◆ **SOURCE MATERIAL**
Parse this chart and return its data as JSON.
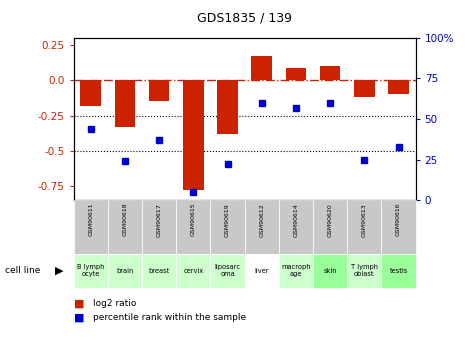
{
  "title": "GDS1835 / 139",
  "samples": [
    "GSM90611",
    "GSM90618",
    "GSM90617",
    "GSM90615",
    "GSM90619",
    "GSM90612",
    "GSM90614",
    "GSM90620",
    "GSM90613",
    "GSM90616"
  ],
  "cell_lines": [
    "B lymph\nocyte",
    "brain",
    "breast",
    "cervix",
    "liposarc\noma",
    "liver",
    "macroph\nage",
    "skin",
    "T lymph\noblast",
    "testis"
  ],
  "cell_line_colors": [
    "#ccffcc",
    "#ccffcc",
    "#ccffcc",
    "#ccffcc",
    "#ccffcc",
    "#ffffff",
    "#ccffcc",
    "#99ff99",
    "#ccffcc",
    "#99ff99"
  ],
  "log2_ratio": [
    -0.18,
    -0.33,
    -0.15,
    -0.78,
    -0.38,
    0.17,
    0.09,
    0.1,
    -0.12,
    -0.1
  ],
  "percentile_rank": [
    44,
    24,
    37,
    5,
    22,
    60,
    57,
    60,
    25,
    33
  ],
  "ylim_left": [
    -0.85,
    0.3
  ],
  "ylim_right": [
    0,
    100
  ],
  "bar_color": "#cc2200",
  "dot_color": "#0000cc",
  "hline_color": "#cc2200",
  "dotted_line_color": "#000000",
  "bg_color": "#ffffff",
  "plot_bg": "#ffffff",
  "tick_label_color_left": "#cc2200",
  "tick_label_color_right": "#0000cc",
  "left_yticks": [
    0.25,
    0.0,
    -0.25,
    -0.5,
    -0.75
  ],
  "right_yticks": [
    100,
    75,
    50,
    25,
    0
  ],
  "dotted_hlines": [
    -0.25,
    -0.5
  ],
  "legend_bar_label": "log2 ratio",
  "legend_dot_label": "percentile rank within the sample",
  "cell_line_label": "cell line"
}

--

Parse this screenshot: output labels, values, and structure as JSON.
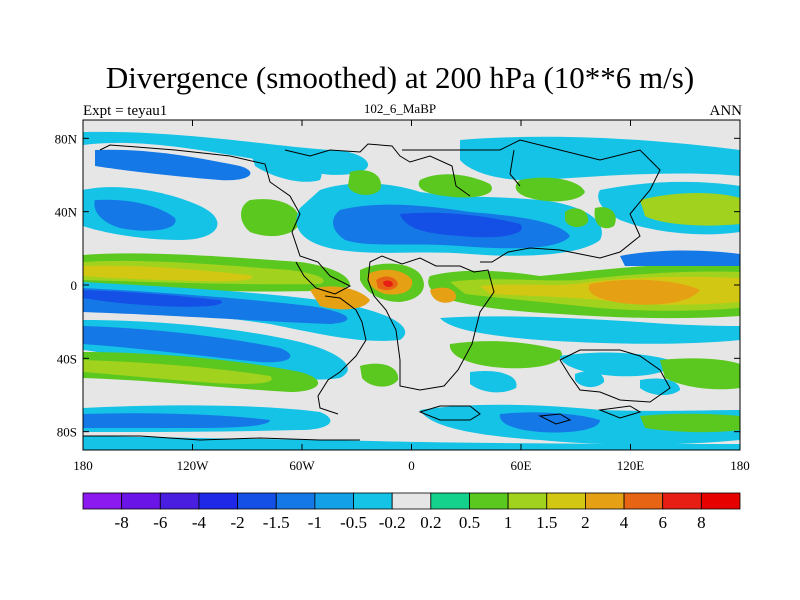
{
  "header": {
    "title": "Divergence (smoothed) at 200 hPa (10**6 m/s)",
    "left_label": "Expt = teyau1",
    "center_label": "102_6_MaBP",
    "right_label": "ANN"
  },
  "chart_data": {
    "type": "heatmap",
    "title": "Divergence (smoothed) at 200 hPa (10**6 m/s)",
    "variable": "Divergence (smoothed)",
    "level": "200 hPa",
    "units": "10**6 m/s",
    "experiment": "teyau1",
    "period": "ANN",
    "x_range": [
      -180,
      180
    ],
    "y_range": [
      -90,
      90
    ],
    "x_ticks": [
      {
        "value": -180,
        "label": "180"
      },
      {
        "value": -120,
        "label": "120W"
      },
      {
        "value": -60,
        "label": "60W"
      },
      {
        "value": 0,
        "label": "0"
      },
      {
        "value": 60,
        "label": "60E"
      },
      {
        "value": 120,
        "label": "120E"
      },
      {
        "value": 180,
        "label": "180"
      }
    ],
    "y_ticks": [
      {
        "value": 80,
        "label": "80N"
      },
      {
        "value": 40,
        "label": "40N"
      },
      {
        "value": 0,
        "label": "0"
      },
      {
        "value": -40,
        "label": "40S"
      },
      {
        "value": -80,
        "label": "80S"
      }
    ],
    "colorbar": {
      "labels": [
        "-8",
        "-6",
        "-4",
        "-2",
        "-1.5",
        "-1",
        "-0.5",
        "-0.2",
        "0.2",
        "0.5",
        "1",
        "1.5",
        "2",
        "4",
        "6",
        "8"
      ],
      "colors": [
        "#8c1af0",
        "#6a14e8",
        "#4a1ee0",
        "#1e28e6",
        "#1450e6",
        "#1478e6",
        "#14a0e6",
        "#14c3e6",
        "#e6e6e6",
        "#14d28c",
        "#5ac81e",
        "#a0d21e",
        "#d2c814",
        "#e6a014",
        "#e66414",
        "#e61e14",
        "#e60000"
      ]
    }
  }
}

* * *

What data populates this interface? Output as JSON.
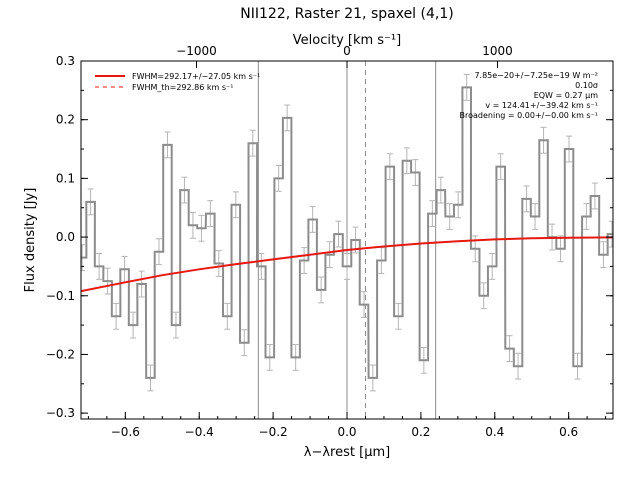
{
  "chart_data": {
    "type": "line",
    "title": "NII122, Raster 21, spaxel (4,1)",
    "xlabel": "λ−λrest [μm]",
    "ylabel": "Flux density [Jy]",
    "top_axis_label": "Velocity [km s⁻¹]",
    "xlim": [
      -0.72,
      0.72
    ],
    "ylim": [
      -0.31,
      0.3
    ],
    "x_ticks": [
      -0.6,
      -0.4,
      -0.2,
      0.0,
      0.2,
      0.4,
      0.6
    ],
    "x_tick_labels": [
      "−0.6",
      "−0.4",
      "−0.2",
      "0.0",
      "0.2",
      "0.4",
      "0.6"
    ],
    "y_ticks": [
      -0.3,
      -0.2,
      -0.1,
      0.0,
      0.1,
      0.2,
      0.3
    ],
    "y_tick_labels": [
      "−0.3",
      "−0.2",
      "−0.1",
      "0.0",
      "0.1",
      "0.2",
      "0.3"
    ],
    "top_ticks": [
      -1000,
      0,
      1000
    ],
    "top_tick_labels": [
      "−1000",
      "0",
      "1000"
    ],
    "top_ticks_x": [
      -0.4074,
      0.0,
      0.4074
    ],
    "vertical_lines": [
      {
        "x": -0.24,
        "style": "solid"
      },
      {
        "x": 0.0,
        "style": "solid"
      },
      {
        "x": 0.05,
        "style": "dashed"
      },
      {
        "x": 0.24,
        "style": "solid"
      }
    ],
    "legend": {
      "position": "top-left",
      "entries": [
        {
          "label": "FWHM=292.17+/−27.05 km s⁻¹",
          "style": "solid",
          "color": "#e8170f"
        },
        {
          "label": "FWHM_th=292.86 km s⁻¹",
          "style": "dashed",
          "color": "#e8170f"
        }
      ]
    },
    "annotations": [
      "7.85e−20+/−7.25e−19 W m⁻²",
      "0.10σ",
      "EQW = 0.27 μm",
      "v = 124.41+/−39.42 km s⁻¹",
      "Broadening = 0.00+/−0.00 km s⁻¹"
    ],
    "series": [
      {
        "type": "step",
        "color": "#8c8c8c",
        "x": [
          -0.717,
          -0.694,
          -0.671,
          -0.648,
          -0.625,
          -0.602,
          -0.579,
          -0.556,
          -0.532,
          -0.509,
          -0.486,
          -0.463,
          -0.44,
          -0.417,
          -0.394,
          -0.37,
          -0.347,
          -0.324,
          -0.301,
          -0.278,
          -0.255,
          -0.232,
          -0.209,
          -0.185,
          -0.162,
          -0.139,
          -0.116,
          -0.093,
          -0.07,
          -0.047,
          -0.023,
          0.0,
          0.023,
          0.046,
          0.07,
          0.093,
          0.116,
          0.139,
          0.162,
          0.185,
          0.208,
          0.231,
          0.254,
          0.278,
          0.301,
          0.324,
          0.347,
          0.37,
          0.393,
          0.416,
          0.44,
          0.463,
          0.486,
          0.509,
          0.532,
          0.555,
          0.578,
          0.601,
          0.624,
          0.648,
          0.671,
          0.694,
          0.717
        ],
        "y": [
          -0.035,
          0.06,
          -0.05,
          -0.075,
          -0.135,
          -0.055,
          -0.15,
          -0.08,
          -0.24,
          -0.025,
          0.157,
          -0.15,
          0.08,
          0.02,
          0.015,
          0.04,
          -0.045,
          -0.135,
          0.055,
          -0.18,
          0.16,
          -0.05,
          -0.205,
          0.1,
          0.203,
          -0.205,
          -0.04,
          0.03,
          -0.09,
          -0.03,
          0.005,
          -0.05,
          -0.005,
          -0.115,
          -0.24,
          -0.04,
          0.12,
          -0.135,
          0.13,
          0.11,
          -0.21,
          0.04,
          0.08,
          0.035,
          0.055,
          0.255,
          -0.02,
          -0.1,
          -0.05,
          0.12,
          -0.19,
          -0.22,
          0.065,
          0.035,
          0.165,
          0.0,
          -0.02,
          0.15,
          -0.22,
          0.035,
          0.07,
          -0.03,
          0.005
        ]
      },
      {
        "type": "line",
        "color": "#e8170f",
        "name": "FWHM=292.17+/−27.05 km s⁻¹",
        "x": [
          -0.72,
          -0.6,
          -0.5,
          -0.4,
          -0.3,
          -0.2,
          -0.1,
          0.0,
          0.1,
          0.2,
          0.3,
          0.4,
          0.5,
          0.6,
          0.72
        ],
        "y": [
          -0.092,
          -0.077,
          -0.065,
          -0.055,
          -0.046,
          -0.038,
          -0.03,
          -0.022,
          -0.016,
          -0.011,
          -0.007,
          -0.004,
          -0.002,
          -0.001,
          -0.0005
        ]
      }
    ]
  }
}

◆ **SHORT PROBLEM**
Check each line of the entries for the string "JSON". Copy the lines that have it.

◆ **CORRECT RESULT**
Parse this chart and return its data as JSON.
Parse this screenshot: output labels, values, and structure as JSON.
What data populates this interface? Output as JSON.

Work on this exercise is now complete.